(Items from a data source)
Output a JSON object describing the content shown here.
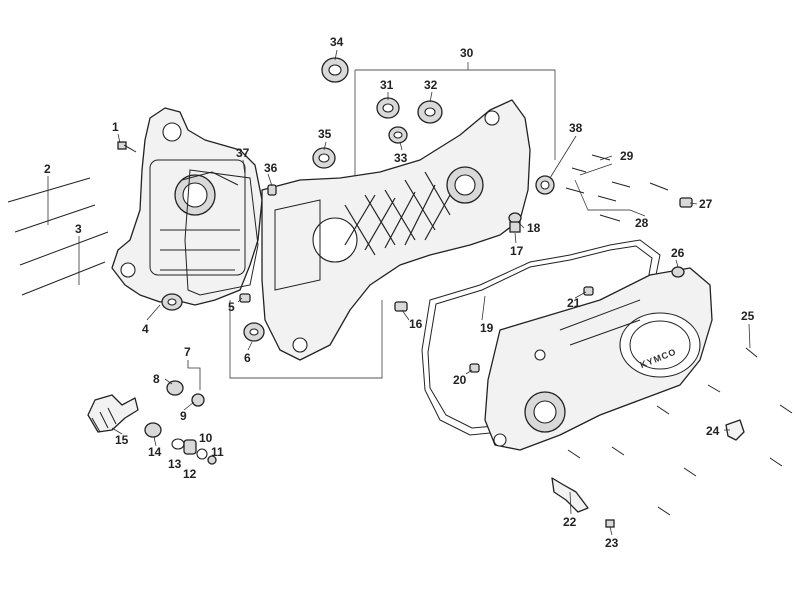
{
  "diagram": {
    "labels": [
      "1",
      "2",
      "3",
      "4",
      "5",
      "6",
      "7",
      "8",
      "9",
      "10",
      "11",
      "12",
      "13",
      "14",
      "15",
      "16",
      "17",
      "18",
      "19",
      "20",
      "21",
      "22",
      "23",
      "24",
      "25",
      "26",
      "27",
      "28",
      "29",
      "30",
      "31",
      "32",
      "33",
      "34",
      "35",
      "36",
      "37",
      "38"
    ],
    "brand_text": "KYMCO"
  }
}
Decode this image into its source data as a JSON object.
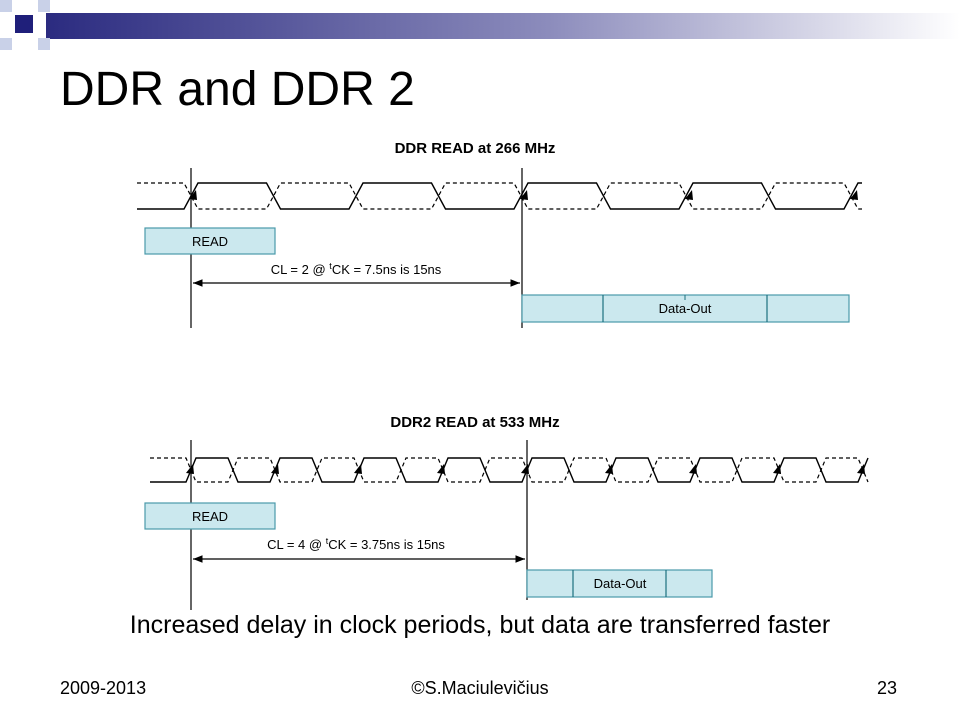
{
  "slide": {
    "title": "DDR and DDR 2",
    "caption": "Increased delay in clock periods, but data are transferred faster"
  },
  "diagram": {
    "ddr": {
      "heading": "DDR READ at 266 MHz",
      "command_label": "READ",
      "latency_prefix": "CL = 2 @ ",
      "latency_sup": "t",
      "latency_suffix": "CK = 7.5ns is 15ns",
      "data_label": "Data-Out"
    },
    "ddr2": {
      "heading": "DDR2 READ at 533 MHz",
      "command_label": "READ",
      "latency_prefix": "CL = 4 @ ",
      "latency_sup": "t",
      "latency_suffix": "CK = 3.75ns is 15ns",
      "data_label": "Data-Out"
    }
  },
  "footer": {
    "date": "2009-2013",
    "author": "©S.Maciulevičius",
    "page": "23"
  },
  "colors": {
    "navy": "#1f1f7a",
    "light_blue": "#c9d1e8",
    "pulse_fill": "#cbe8ee",
    "pulse_stroke": "#4a9aaa"
  }
}
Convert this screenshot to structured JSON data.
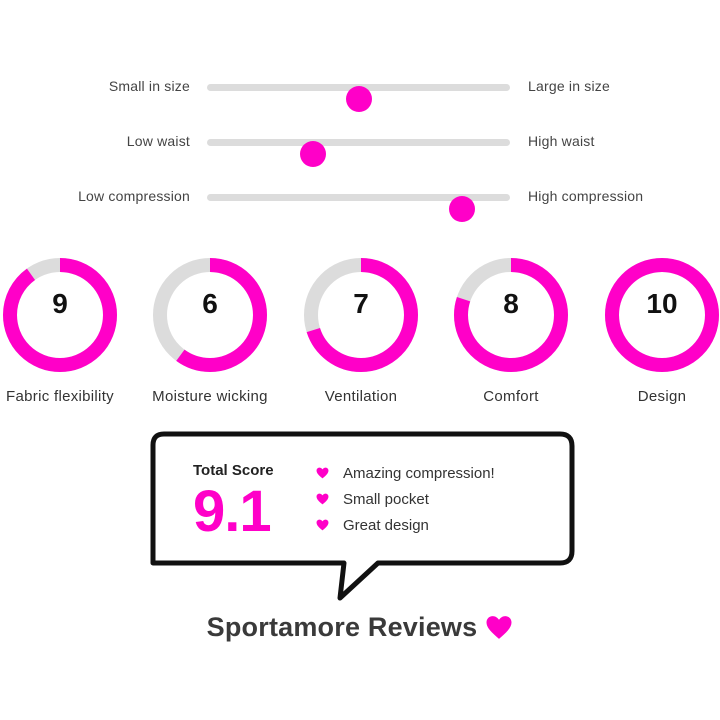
{
  "sliders": [
    {
      "left": "Small in size",
      "right": "Large in size",
      "value": 0.5
    },
    {
      "left": "Low waist",
      "right": "High waist",
      "value": 0.35
    },
    {
      "left": "Low compression",
      "right": "High compression",
      "value": 0.84
    }
  ],
  "gauges": [
    {
      "value": "9",
      "label": "Fabric flexibility",
      "score": 9
    },
    {
      "value": "6",
      "label": "Moisture wicking",
      "score": 6
    },
    {
      "value": "7",
      "label": "Ventilation",
      "score": 7
    },
    {
      "value": "8",
      "label": "Comfort",
      "score": 8
    },
    {
      "value": "10",
      "label": "Design",
      "score": 10
    }
  ],
  "gauge_max": 10,
  "summary": {
    "total_label": "Total Score",
    "total_value": "9.1",
    "highlights": [
      "Amazing compression!",
      "Small pocket",
      "Great design"
    ]
  },
  "brand": {
    "name": "Sportamore Reviews"
  },
  "colors": {
    "accent": "#ff00c8",
    "track": "#dcdcdc",
    "outline": "#111111",
    "text": "#333333"
  }
}
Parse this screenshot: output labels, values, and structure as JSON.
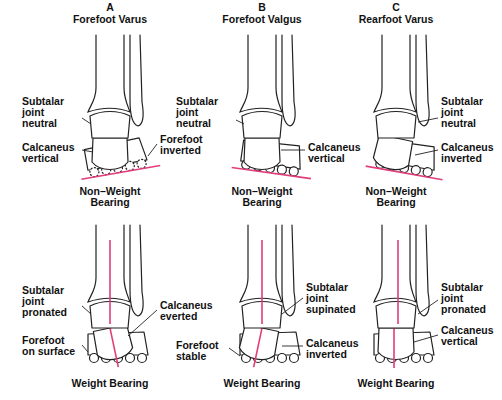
{
  "diagram": {
    "labels": [
      "A",
      "Forefoot Varus",
      "B",
      "Forefoot Valgus",
      "C",
      "Rearfoot Varus",
      "Subtalar joint neutral",
      "Forefoot inverted",
      "Calcaneus vertical",
      "Non–Weight Bearing",
      "Subtalar joint neutral",
      "Calcaneus vertical",
      "Non–Weight Bearing",
      "Subtalar joint neutral",
      "Calcaneus inverted",
      "Non–Weight Bearing",
      "Subtalar joint pronated",
      "Calcaneus everted",
      "Forefoot on surface",
      "Weight Bearing",
      "Subtalar joint supinated",
      "Forefoot stable",
      "Calcaneus inverted",
      "Weight Bearing",
      "Subtalar joint pronated",
      "Calcaneus vertical",
      "Weight Bearing"
    ]
  }
}
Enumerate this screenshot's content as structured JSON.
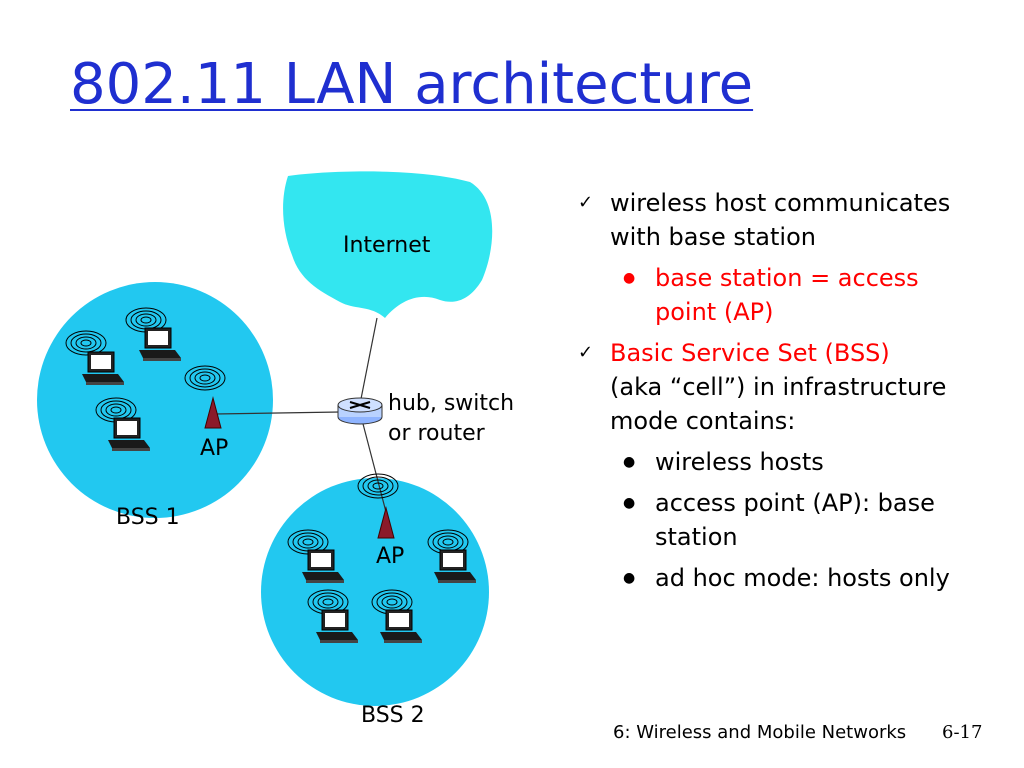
{
  "slide": {
    "title": "802.11 LAN architecture",
    "footer": {
      "course": "6: Wireless and Mobile Networks",
      "page": "6-17"
    }
  },
  "diagram": {
    "cloud_label": "Internet",
    "router_label_line1": "hub, switch",
    "router_label_line2": "or router",
    "ap1_label": "AP",
    "ap2_label": "AP",
    "bss1_label": "BSS 1",
    "bss2_label": "BSS 2"
  },
  "bullets": [
    {
      "text_line1": "wireless host communicates",
      "text_line2": "with base station"
    },
    {
      "sub_line1": "base station = access",
      "sub_line2": "point (AP)"
    },
    {
      "text_line1_red": "Basic Service Set (BSS)",
      "text_line2": "(aka “cell”) in infrastructure",
      "text_line3": "mode contains:"
    },
    {
      "sub": "wireless hosts"
    },
    {
      "sub_line1": "access point (AP): base",
      "sub_line2": "station"
    },
    {
      "sub": "ad hoc mode: hosts only"
    }
  ],
  "colors": {
    "title": "#1f2fd0",
    "cloud": "#33e6f0",
    "bss": "#22c8f0",
    "red": "#ff0000",
    "ap": "#8b1a2a"
  }
}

SET PROBLEM:
Reproduce all entries without any change, and omit the pictures.

RESPONSE TO THE EXERCISE:
Output a JSON object describing the content shown here.
{
  "diagram": {
    "labels": [
      "1",
      "2",
      "3",
      "4",
      "5",
      "6",
      "7",
      "8",
      "9",
      "10",
      "11",
      "12",
      "13",
      "14",
      "15",
      "16",
      "17",
      "18",
      "19",
      "20",
      "21",
      "22",
      "23",
      "24",
      "25",
      "26",
      "27",
      "28",
      "29",
      "30",
      "31",
      "32",
      "33",
      "34",
      "35",
      "36",
      "37",
      "38"
    ],
    "brand_text": "KYMCO"
  }
}
Decode this image into its source data as a JSON object.
{
  "slide": {
    "title": "DDR and DDR 2",
    "caption": "Increased delay in clock periods, but data are transferred faster"
  },
  "diagram": {
    "ddr": {
      "heading": "DDR READ at 266 MHz",
      "command_label": "READ",
      "latency_prefix": "CL = 2 @ ",
      "latency_sup": "t",
      "latency_suffix": "CK = 7.5ns is 15ns",
      "data_label": "Data-Out"
    },
    "ddr2": {
      "heading": "DDR2 READ at 533 MHz",
      "command_label": "READ",
      "latency_prefix": "CL = 4 @ ",
      "latency_sup": "t",
      "latency_suffix": "CK = 3.75ns is 15ns",
      "data_label": "Data-Out"
    }
  },
  "footer": {
    "date": "2009-2013",
    "author": "©S.Maciulevičius",
    "page": "23"
  },
  "colors": {
    "navy": "#1f1f7a",
    "light_blue": "#c9d1e8",
    "pulse_fill": "#cbe8ee",
    "pulse_stroke": "#4a9aaa"
  }
}
Convert this screenshot to structured JSON data.
{
  "sliders": [
    {
      "left": "Small in size",
      "right": "Large in size",
      "value": 0.5
    },
    {
      "left": "Low waist",
      "right": "High waist",
      "value": 0.35
    },
    {
      "left": "Low compression",
      "right": "High compression",
      "value": 0.84
    }
  ],
  "gauges": [
    {
      "value": "9",
      "label": "Fabric flexibility",
      "score": 9
    },
    {
      "value": "6",
      "label": "Moisture wicking",
      "score": 6
    },
    {
      "value": "7",
      "label": "Ventilation",
      "score": 7
    },
    {
      "value": "8",
      "label": "Comfort",
      "score": 8
    },
    {
      "value": "10",
      "label": "Design",
      "score": 10
    }
  ],
  "gauge_max": 10,
  "summary": {
    "total_label": "Total Score",
    "total_value": "9.1",
    "highlights": [
      "Amazing compression!",
      "Small pocket",
      "Great design"
    ]
  },
  "brand": {
    "name": "Sportamore Reviews"
  },
  "colors": {
    "accent": "#ff00c8",
    "track": "#dcdcdc",
    "outline": "#111111",
    "text": "#333333"
  }
}
Parse this screenshot: output labels, values, and structure as JSON.
{
  "diagram": {
    "labels": [
      "A",
      "Forefoot Varus",
      "B",
      "Forefoot Valgus",
      "C",
      "Rearfoot Varus",
      "Subtalar joint neutral",
      "Forefoot inverted",
      "Calcaneus vertical",
      "Non–Weight Bearing",
      "Subtalar joint neutral",
      "Calcaneus vertical",
      "Non–Weight Bearing",
      "Subtalar joint neutral",
      "Calcaneus inverted",
      "Non–Weight Bearing",
      "Subtalar joint pronated",
      "Calcaneus everted",
      "Forefoot on surface",
      "Weight Bearing",
      "Subtalar joint supinated",
      "Forefoot stable",
      "Calcaneus inverted",
      "Weight Bearing",
      "Subtalar joint pronated",
      "Calcaneus vertical",
      "Weight Bearing"
    ]
  }
}
Enumerate this screenshot's content as structured JSON.
{
  "slide": {
    "title": "802.11 LAN architecture",
    "footer": {
      "course": "6: Wireless and Mobile Networks",
      "page": "6-17"
    }
  },
  "diagram": {
    "cloud_label": "Internet",
    "router_label_line1": "hub, switch",
    "router_label_line2": "or router",
    "ap1_label": "AP",
    "ap2_label": "AP",
    "bss1_label": "BSS 1",
    "bss2_label": "BSS 2"
  },
  "bullets": [
    {
      "text_line1": "wireless host communicates",
      "text_line2": "with base station"
    },
    {
      "sub_line1": "base station = access",
      "sub_line2": "point (AP)"
    },
    {
      "text_line1_red": "Basic Service Set (BSS)",
      "text_line2": "(aka “cell”) in infrastructure",
      "text_line3": "mode contains:"
    },
    {
      "sub": "wireless hosts"
    },
    {
      "sub_line1": "access point (AP): base",
      "sub_line2": "station"
    },
    {
      "sub": "ad hoc mode: hosts only"
    }
  ],
  "colors": {
    "title": "#1f2fd0",
    "cloud": "#33e6f0",
    "bss": "#22c8f0",
    "red": "#ff0000",
    "ap": "#8b1a2a"
  }
}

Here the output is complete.